## CHALLENGE
Would you quote the material below in full and unchanged?

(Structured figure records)
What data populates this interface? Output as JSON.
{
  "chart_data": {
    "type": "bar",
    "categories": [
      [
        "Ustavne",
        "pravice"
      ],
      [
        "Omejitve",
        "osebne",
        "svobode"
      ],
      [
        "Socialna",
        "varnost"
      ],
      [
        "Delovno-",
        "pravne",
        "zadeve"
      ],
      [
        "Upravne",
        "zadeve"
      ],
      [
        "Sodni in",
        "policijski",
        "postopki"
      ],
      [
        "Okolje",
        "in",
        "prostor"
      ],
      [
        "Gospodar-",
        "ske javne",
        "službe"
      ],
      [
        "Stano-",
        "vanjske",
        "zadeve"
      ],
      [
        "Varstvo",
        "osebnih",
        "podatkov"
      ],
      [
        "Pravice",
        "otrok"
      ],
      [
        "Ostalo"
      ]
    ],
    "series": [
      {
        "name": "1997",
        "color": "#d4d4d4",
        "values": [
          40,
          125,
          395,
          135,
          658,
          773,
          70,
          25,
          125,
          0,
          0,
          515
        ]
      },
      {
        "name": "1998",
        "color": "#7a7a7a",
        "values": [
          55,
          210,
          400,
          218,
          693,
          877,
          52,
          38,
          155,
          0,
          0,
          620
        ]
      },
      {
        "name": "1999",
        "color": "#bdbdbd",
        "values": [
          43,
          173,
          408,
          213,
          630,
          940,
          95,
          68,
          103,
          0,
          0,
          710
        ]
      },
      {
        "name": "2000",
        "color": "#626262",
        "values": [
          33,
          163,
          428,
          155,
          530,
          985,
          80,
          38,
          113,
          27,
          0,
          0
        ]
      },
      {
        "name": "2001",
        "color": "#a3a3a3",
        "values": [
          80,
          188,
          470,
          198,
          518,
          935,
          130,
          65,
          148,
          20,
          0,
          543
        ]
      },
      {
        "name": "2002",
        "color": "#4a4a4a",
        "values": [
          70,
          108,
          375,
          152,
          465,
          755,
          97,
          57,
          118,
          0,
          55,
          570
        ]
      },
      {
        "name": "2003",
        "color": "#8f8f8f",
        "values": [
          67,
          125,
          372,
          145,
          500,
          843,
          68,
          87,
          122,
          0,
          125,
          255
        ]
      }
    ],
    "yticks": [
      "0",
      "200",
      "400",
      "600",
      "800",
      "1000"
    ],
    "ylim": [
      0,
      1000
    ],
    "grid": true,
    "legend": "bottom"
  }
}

## RESPONSE FOR THIS EXERCISE
What data populates this interface? Output as JSON.
{
  "chart_data": {
    "type": "bar",
    "categories": [
      [
        "Ustavne",
        "pravice"
      ],
      [
        "Omejitve",
        "osebne",
        "svobode"
      ],
      [
        "Socialna",
        "varnost"
      ],
      [
        "Delovno-",
        "pravne",
        "zadeve"
      ],
      [
        "Upravne",
        "zadeve"
      ],
      [
        "Sodni in",
        "policijski",
        "postopki"
      ],
      [
        "Okolje",
        "in",
        "prostor"
      ],
      [
        "Gospodar-",
        "ske javne",
        "službe"
      ],
      [
        "Stano-",
        "vanjske",
        "zadeve"
      ],
      [
        "Varstvo",
        "osebnih",
        "podatkov"
      ],
      [
        "Pravice",
        "otrok"
      ],
      [
        "Ostalo"
      ]
    ],
    "series": [
      {
        "name": "1997",
        "color": "#d4d4d4",
        "values": [
          40,
          125,
          395,
          135,
          658,
          773,
          70,
          25,
          125,
          0,
          0,
          515
        ]
      },
      {
        "name": "1998",
        "color": "#7a7a7a",
        "values": [
          55,
          210,
          400,
          218,
          693,
          877,
          52,
          38,
          155,
          0,
          0,
          620
        ]
      },
      {
        "name": "1999",
        "color": "#bdbdbd",
        "values": [
          43,
          173,
          408,
          213,
          630,
          940,
          95,
          68,
          103,
          0,
          0,
          710
        ]
      },
      {
        "name": "2000",
        "color": "#626262",
        "values": [
          33,
          163,
          428,
          155,
          530,
          985,
          80,
          38,
          113,
          27,
          0,
          0
        ]
      },
      {
        "name": "2001",
        "color": "#a3a3a3",
        "values": [
          80,
          188,
          470,
          198,
          518,
          935,
          130,
          65,
          148,
          20,
          0,
          543
        ]
      },
      {
        "name": "2002",
        "color": "#4a4a4a",
        "values": [
          70,
          108,
          375,
          152,
          465,
          755,
          97,
          57,
          118,
          0,
          55,
          570
        ]
      },
      {
        "name": "2003",
        "color": "#8f8f8f",
        "values": [
          67,
          125,
          372,
          145,
          500,
          843,
          68,
          87,
          122,
          0,
          125,
          255
        ]
      }
    ],
    "yticks": [
      "0",
      "200",
      "400",
      "600",
      "800",
      "1000"
    ],
    "ylim": [
      0,
      1000
    ],
    "grid": true,
    "legend": "bottom"
  }
}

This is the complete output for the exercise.